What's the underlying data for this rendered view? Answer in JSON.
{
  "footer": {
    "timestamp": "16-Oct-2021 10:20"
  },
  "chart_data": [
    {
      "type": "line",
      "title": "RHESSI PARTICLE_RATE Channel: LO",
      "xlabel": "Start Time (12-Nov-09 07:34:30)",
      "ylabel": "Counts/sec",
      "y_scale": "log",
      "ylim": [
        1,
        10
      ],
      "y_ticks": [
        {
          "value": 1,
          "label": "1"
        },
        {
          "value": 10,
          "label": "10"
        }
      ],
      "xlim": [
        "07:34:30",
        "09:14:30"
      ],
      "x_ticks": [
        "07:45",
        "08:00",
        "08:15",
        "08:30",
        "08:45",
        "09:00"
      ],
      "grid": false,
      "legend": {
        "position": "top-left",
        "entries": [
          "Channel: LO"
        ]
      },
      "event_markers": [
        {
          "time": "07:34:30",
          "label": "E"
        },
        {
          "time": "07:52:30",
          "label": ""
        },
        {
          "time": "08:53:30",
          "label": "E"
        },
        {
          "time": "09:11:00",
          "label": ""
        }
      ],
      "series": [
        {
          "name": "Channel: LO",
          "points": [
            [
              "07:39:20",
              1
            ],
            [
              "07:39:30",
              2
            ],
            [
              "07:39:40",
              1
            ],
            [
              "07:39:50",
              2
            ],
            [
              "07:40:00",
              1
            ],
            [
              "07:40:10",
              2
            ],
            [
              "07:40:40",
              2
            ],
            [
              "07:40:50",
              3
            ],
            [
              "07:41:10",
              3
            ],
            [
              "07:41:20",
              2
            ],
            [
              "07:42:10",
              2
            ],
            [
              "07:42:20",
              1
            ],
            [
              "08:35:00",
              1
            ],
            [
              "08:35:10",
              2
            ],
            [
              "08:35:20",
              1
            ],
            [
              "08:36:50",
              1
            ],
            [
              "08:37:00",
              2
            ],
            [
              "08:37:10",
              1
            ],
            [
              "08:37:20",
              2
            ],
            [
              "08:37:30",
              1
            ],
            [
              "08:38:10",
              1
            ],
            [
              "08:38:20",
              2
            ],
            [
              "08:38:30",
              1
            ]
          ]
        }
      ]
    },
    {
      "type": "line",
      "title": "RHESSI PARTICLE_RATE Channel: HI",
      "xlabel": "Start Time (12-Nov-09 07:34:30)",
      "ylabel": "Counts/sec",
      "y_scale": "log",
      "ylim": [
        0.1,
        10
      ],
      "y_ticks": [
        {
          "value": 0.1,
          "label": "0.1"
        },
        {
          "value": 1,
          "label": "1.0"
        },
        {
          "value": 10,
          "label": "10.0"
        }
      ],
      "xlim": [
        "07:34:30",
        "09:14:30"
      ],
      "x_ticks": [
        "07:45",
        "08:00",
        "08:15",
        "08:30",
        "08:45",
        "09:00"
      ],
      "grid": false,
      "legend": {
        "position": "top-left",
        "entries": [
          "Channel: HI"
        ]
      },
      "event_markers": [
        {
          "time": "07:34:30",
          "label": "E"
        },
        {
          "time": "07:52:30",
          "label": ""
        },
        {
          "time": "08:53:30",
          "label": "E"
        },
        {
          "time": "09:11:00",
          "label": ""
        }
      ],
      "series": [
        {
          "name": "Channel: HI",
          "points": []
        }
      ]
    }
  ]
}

###

Output a single number: how many lines contain the word "title".

__Exercise answer__
2